--- START OF INPUT MATERIAL ---

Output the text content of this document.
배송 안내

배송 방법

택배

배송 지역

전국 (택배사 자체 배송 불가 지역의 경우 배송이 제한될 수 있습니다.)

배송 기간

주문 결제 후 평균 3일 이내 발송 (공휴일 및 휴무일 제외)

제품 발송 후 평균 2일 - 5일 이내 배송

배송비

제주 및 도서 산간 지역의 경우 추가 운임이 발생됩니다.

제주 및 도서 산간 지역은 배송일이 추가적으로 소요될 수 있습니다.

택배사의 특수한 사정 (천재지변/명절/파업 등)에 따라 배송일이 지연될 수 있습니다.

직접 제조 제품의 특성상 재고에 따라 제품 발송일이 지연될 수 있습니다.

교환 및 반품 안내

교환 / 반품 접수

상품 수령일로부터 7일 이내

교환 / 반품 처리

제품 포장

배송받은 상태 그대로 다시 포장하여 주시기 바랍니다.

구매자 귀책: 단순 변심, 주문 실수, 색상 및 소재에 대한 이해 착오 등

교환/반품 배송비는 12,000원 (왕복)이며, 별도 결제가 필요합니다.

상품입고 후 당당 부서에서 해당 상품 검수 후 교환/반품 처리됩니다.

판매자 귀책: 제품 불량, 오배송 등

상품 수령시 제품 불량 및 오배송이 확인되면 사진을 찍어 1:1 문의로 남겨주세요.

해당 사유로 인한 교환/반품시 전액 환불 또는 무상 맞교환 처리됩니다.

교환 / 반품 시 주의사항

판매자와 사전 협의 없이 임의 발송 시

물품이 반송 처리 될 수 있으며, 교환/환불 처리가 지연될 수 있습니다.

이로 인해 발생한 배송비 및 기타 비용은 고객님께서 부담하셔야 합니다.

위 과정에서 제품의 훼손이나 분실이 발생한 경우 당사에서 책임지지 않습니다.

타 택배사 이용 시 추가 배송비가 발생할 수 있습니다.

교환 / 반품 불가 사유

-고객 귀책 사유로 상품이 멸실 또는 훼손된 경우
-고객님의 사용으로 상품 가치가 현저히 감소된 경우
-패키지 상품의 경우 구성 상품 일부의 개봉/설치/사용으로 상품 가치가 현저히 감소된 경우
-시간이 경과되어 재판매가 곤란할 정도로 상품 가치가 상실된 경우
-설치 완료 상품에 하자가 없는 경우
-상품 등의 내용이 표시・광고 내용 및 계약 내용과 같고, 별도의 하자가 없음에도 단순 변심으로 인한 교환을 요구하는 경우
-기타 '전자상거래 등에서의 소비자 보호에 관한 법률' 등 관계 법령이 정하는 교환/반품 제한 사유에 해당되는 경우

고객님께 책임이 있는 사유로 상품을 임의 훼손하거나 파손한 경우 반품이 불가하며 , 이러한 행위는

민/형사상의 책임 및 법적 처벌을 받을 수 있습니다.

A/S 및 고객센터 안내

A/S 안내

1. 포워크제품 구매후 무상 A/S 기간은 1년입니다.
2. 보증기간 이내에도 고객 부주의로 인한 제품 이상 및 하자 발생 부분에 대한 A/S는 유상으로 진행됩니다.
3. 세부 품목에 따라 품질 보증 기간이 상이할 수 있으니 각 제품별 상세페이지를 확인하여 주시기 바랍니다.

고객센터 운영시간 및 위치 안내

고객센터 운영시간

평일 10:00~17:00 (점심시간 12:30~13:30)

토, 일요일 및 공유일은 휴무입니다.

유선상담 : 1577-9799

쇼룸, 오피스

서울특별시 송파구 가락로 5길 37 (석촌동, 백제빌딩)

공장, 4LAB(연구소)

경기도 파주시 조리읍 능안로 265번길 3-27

--- END OF INPUT MATERIAL ---

> **EXERCISE DIRECTIONS**
Find the lines containing "있습니다" and pull them out.

> **EXPECTED ANSWER**
전국 (택배사 자체 배송 불가 지역의 경우 배송이 제한될 수 있습니다.)
제주 및 도서 산간 지역은 배송일이 추가적으로 소요될 수 있습니다.
택배사의 특수한 사정 (천재지변/명절/파업 등)에 따라 배송일이 지연될 수 있습니다.
직접 제조 제품의 특성상 재고에 따라 제품 발송일이 지연될 수 있습니다.
물품이 반송 처리 될 수 있으며, 교환/환불 처리가 지연될 수 있습니다.
타 택배사 이용 시 추가 배송비가 발생할 수 있습니다.
민/형사상의 책임 및 법적 처벌을 받을 수 있습니다.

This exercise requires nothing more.